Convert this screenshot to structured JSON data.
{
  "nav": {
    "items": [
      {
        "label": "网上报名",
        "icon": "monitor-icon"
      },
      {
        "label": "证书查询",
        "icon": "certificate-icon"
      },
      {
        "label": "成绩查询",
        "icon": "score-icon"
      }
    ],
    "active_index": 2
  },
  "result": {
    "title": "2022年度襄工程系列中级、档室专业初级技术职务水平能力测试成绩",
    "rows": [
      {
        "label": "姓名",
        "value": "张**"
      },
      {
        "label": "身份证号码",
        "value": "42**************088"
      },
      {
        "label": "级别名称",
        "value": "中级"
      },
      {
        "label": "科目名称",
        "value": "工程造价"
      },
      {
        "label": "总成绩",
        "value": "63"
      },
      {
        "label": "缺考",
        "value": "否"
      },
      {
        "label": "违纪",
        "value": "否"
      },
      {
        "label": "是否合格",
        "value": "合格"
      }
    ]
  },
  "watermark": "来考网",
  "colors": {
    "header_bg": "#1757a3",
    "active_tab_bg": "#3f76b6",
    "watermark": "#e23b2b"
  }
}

Task objective — Write out all records exactly, keeping every detail.

Finished exercise —
Convert this screenshot to structured JSON data.
{
  "nav": {
    "items": [
      {
        "label": "网上报名",
        "icon": "monitor-icon"
      },
      {
        "label": "证书查询",
        "icon": "certificate-icon"
      },
      {
        "label": "成绩查询",
        "icon": "score-icon"
      }
    ],
    "active_index": 2
  },
  "result": {
    "title": "2022年度襄工程系列中级、档室专业初级技术职务水平能力测试成绩",
    "rows": [
      {
        "label": "姓名",
        "value": "张**"
      },
      {
        "label": "身份证号码",
        "value": "42**************088"
      },
      {
        "label": "级别名称",
        "value": "中级"
      },
      {
        "label": "科目名称",
        "value": "工程造价"
      },
      {
        "label": "总成绩",
        "value": "63"
      },
      {
        "label": "缺考",
        "value": "否"
      },
      {
        "label": "违纪",
        "value": "否"
      },
      {
        "label": "是否合格",
        "value": "合格"
      }
    ]
  },
  "watermark": "来考网",
  "colors": {
    "header_bg": "#1757a3",
    "active_tab_bg": "#3f76b6",
    "watermark": "#e23b2b"
  }
}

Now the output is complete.